## WORK ITEM
For each line in the data that includes "equipos", make a copy.

Saved data entries
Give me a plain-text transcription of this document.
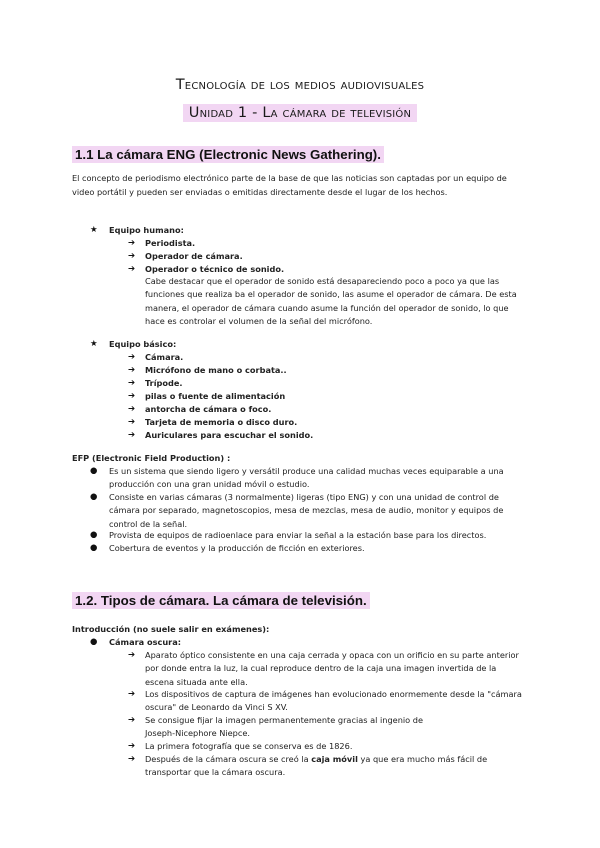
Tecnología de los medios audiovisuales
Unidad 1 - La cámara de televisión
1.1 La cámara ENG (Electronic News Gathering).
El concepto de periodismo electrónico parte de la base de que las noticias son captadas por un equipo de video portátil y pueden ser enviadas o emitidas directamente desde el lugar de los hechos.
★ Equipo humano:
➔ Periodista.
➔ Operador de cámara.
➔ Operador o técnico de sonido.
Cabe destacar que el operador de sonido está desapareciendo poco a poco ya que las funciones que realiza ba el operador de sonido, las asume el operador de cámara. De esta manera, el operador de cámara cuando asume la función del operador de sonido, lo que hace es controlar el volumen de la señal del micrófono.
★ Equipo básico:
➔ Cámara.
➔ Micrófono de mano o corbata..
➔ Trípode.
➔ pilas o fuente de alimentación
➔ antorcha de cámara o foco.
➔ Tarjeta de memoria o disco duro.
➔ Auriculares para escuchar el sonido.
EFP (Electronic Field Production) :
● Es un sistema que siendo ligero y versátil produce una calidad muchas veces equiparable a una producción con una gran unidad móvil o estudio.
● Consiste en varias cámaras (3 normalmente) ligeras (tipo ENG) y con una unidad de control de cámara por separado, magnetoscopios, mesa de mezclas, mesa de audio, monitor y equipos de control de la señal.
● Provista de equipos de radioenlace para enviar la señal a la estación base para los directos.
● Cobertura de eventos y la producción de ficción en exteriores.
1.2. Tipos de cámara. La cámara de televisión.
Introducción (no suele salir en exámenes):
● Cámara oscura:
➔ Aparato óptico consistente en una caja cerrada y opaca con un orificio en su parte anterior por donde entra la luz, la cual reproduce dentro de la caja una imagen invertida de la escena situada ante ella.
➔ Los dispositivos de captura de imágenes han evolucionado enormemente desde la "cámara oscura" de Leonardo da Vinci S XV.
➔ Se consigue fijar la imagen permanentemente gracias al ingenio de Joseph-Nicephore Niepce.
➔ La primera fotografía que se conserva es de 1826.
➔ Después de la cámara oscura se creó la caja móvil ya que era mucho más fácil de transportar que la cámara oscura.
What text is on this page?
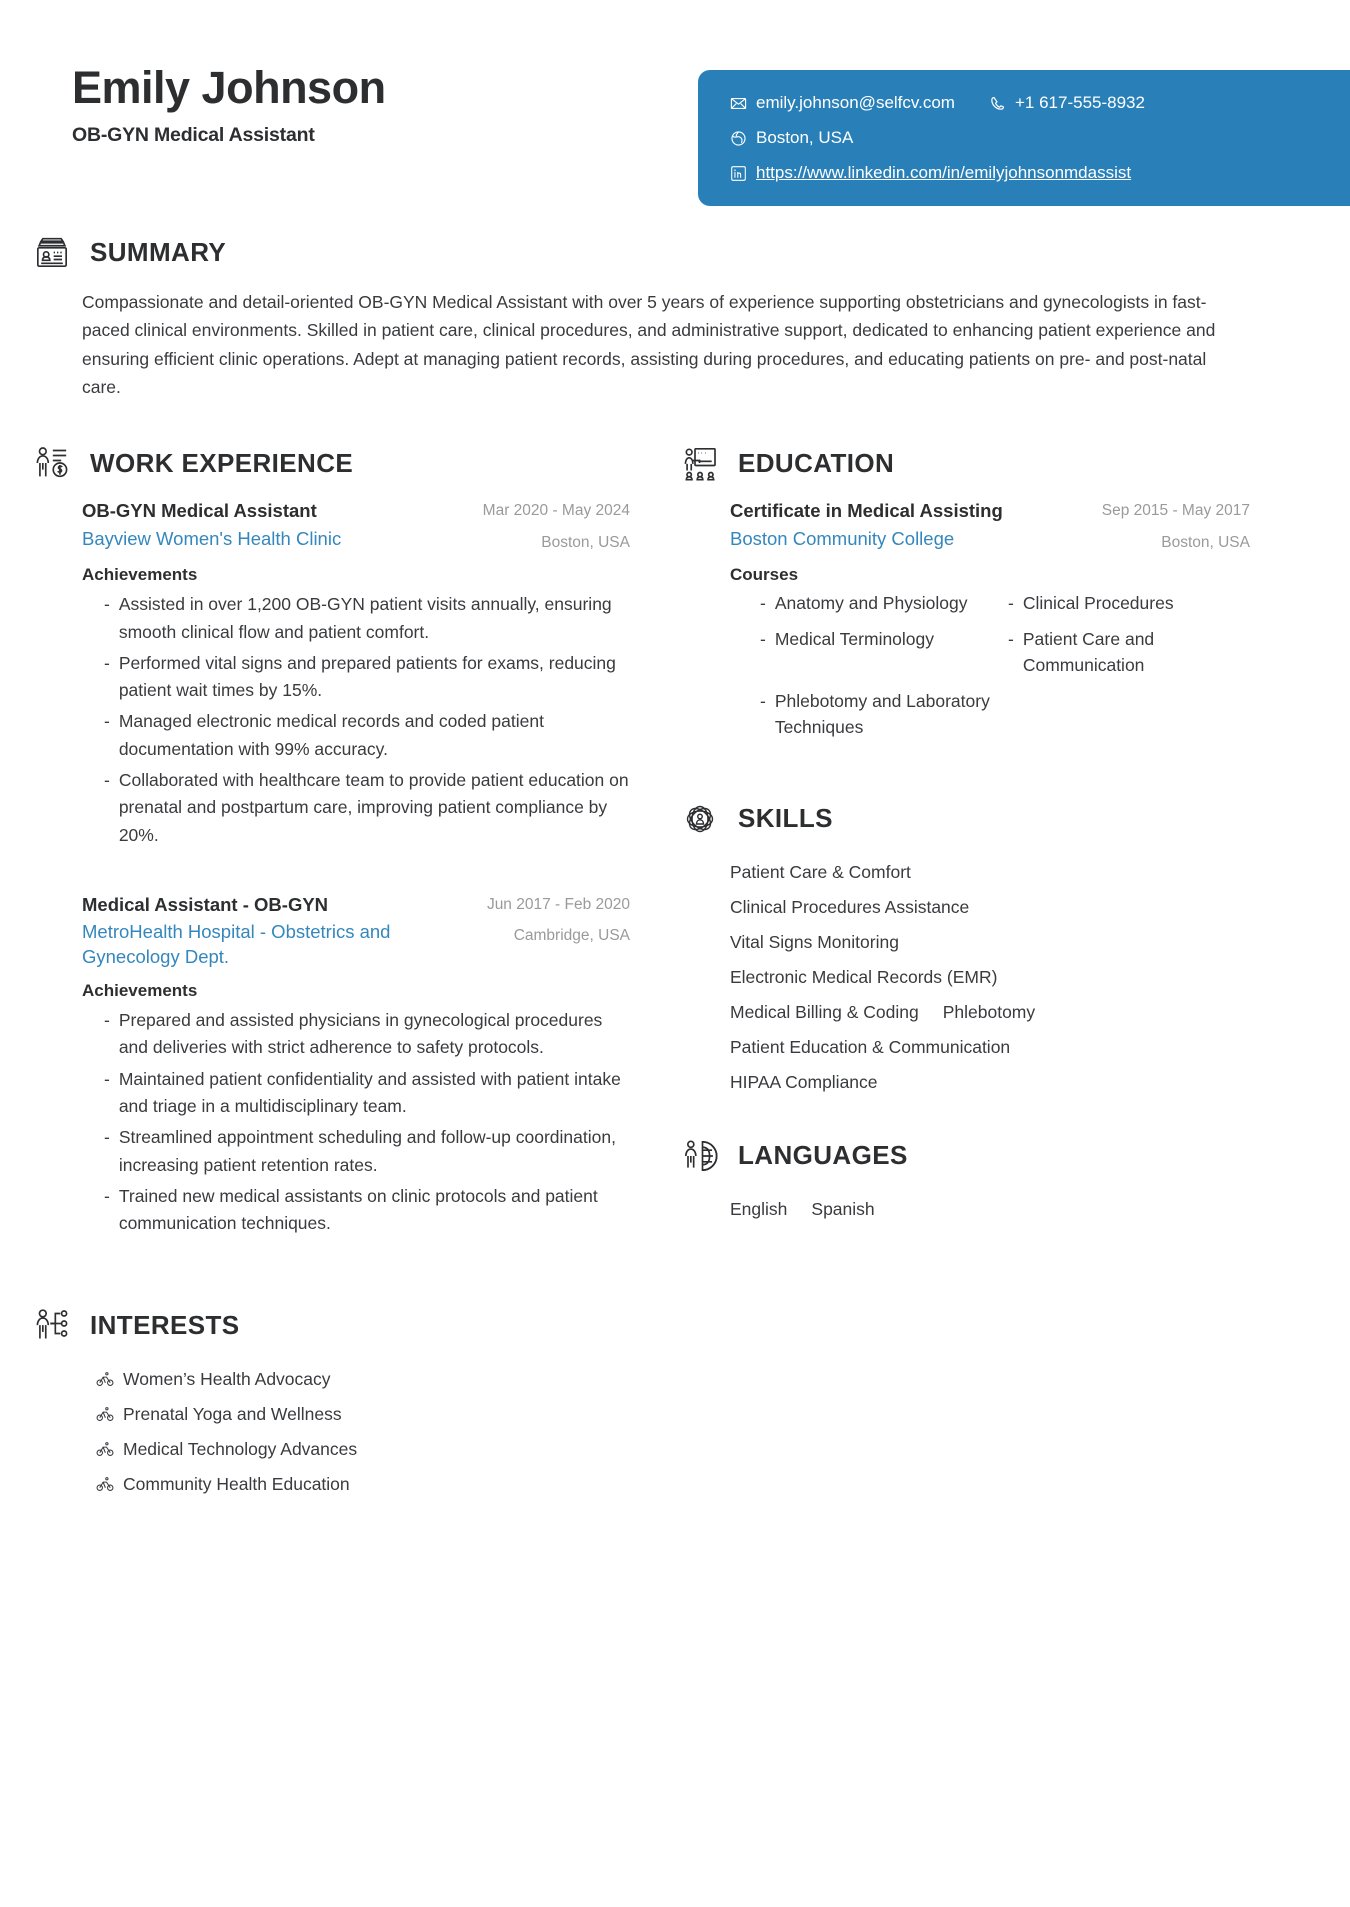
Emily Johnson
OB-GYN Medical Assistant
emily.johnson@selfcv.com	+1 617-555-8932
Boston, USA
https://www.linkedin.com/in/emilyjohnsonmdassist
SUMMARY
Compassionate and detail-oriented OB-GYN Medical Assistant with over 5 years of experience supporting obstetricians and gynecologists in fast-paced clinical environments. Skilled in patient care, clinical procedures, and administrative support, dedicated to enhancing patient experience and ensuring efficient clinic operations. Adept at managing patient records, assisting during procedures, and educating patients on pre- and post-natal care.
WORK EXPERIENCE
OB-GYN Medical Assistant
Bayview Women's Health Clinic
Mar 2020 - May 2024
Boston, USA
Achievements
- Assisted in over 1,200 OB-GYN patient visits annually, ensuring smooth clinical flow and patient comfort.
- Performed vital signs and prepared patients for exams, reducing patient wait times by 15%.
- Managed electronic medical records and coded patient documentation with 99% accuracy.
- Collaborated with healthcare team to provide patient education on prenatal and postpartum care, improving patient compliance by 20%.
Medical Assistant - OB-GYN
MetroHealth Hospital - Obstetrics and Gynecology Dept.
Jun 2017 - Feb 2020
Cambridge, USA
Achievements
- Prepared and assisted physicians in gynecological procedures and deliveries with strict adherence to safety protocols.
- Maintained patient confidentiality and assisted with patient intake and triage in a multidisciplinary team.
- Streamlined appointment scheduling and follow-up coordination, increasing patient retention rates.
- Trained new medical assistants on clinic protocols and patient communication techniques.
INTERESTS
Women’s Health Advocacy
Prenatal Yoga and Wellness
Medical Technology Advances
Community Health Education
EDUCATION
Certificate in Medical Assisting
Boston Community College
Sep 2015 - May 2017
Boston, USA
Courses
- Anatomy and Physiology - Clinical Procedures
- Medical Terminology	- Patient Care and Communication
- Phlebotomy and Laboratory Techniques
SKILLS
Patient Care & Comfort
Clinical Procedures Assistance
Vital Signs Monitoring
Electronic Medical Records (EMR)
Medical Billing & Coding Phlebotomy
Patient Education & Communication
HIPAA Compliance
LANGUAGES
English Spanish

==

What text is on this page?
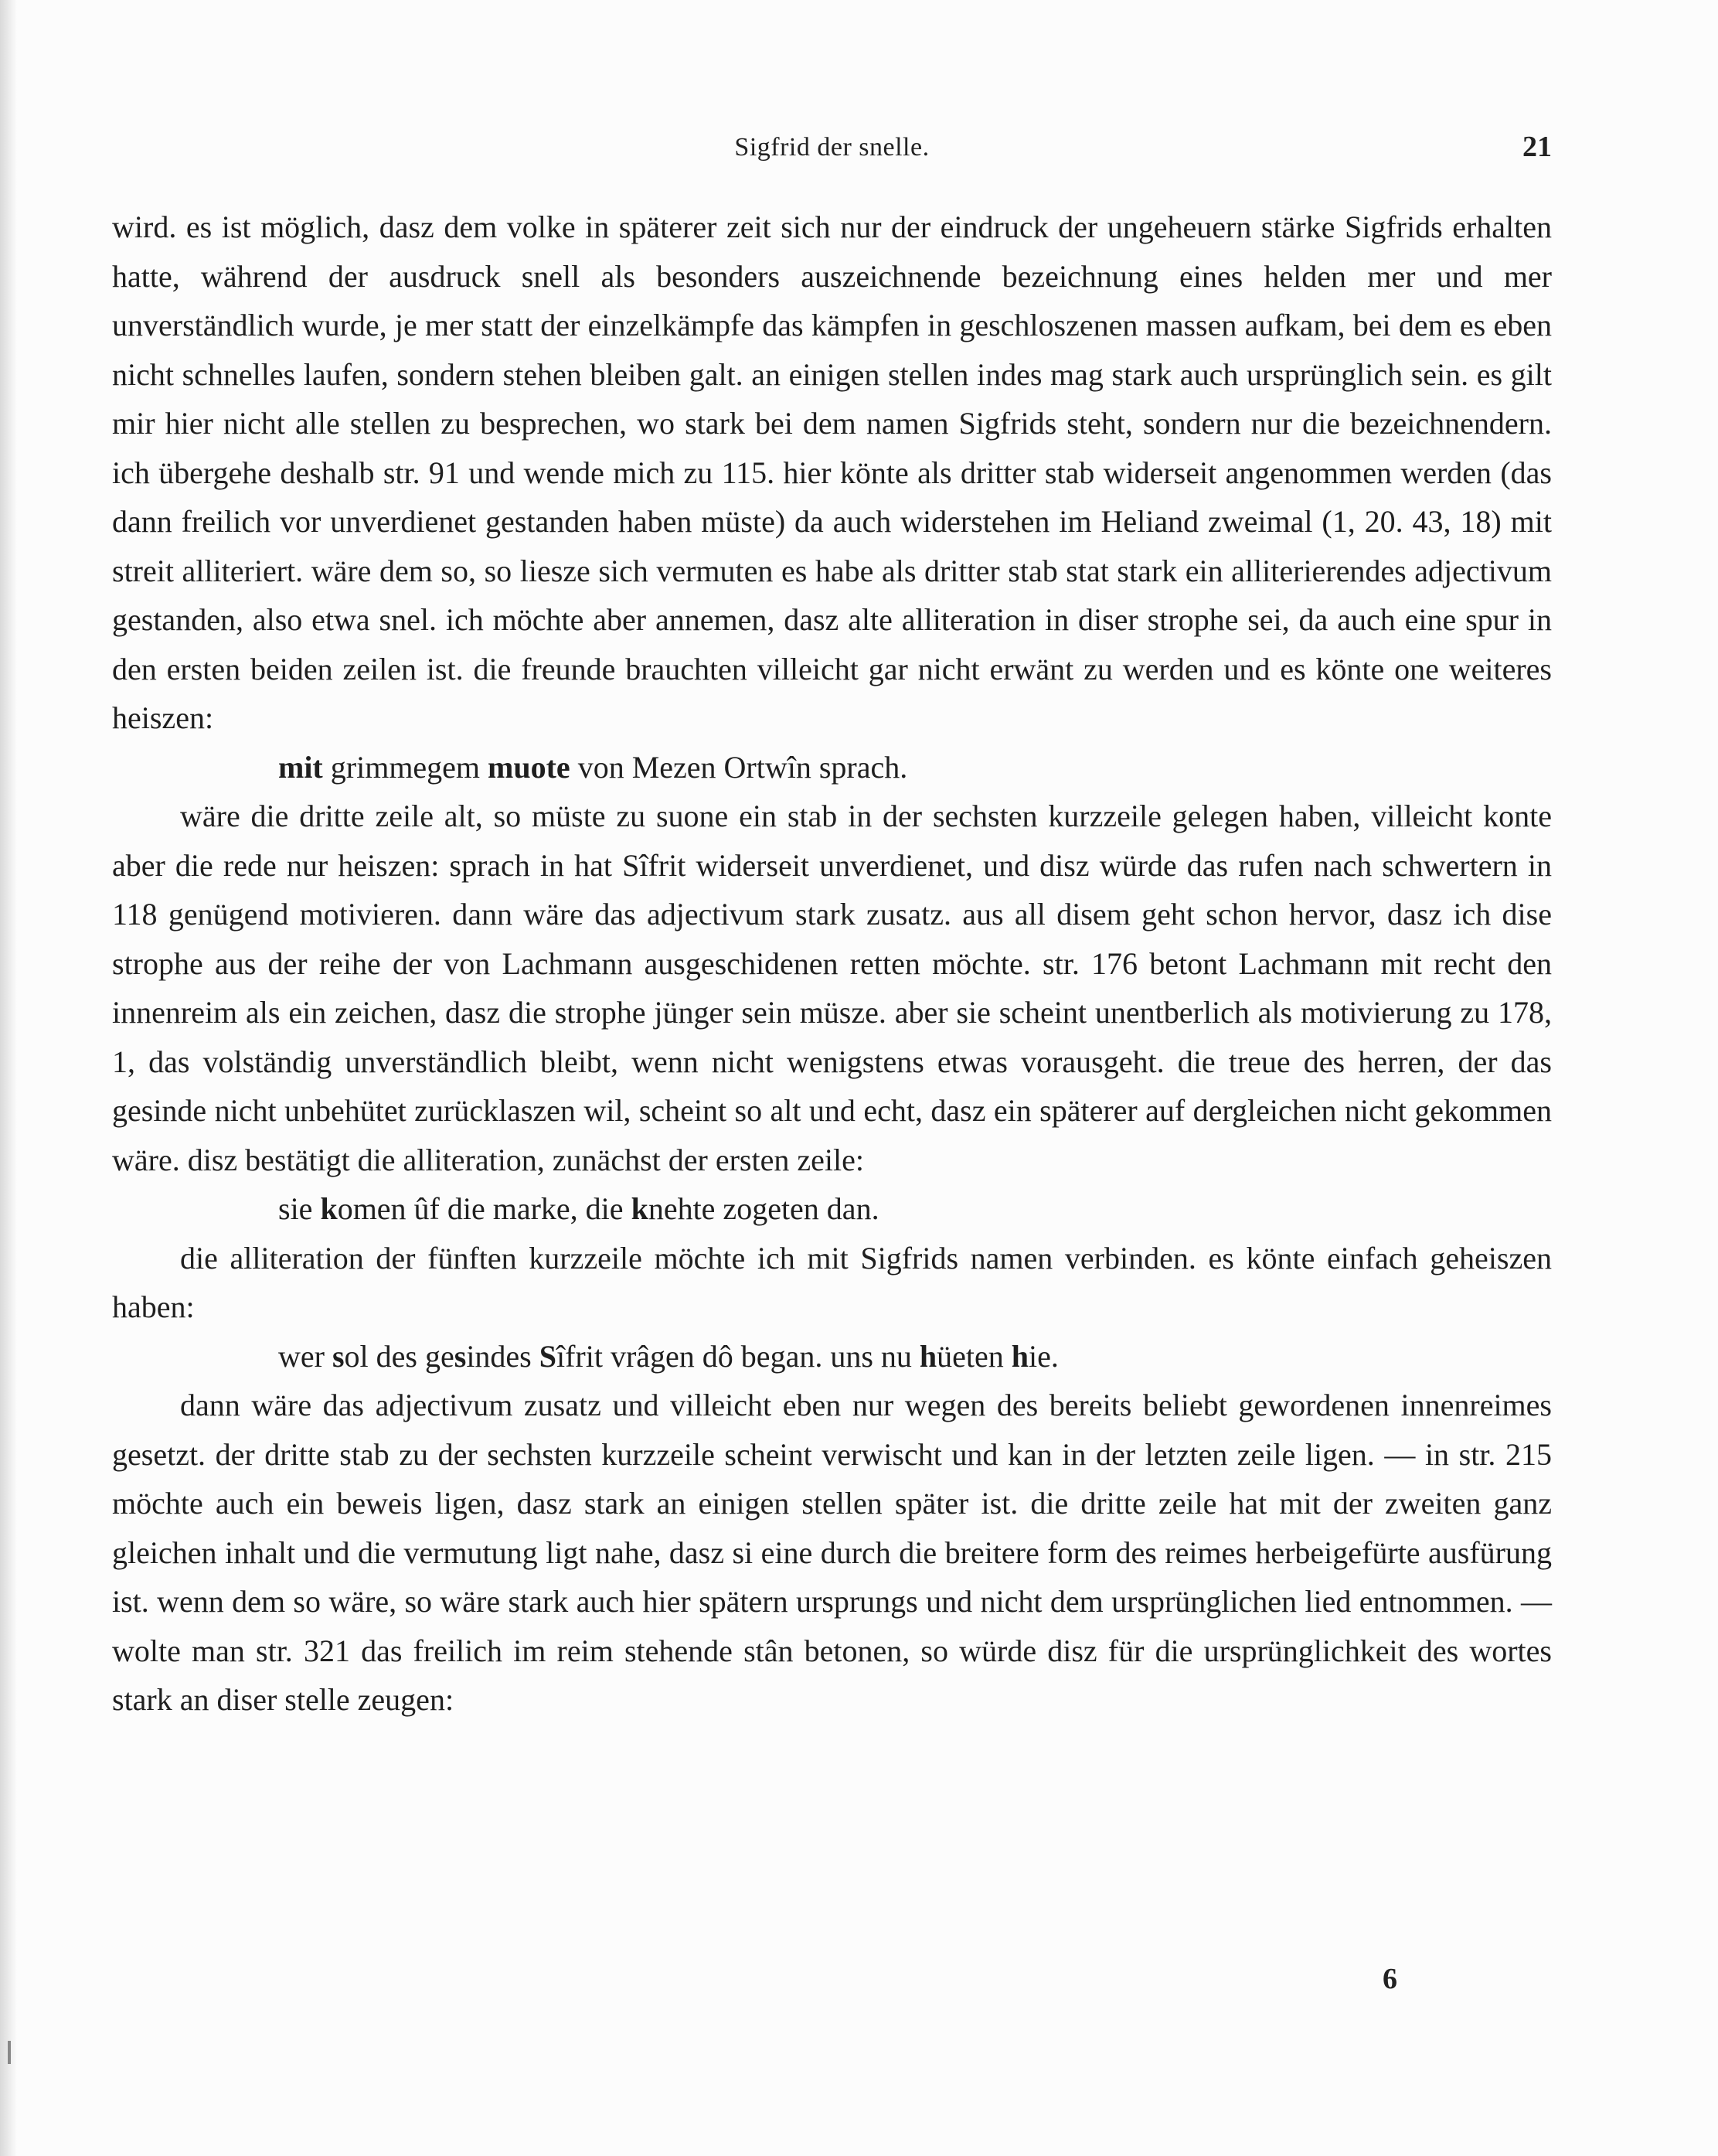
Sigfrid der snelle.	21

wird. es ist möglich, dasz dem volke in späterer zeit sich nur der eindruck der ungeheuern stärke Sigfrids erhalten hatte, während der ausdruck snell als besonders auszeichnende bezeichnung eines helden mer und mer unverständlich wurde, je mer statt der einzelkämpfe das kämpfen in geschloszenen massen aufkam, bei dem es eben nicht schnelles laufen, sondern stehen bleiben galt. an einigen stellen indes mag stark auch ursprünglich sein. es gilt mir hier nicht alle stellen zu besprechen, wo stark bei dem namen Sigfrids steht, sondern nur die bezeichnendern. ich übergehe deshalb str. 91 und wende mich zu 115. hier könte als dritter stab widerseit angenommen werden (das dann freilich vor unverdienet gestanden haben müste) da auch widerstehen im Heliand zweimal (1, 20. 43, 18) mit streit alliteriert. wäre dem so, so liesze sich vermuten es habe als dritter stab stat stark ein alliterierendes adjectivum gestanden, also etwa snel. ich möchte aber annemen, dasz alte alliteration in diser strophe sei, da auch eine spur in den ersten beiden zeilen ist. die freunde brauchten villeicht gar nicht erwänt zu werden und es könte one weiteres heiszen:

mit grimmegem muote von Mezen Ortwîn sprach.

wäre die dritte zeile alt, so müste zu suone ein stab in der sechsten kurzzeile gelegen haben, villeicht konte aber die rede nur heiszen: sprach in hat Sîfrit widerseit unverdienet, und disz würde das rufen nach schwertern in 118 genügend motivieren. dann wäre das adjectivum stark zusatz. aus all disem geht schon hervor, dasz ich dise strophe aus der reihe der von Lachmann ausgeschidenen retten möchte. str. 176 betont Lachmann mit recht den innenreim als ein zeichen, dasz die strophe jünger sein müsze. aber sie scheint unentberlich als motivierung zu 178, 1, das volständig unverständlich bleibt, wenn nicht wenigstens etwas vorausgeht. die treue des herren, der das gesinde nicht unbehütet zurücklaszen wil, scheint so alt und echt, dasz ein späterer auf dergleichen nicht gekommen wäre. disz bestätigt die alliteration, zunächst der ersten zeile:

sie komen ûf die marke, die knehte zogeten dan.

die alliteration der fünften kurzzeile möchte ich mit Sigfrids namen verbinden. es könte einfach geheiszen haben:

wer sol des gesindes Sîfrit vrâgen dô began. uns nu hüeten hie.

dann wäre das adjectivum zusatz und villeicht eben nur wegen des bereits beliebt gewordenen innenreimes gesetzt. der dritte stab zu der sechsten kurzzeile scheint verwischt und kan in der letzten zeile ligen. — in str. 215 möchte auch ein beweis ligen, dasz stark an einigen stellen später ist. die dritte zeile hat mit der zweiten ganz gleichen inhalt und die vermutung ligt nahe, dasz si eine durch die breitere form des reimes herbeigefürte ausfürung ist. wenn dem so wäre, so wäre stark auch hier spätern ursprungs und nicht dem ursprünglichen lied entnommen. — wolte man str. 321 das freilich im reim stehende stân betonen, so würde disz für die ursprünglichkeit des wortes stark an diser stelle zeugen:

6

## RESPONSE TO THIS EXERCISE
● Consiste en varias cámaras (3 normalmente) ligeras (tipo ENG) y con una unidad de control de cámara por separado, magnetoscopios, mesa de mezclas, mesa de audio, monitor y equipos de control de la señal.
● Provista de equipos de radioenlace para enviar la señal a la estación base para los directos.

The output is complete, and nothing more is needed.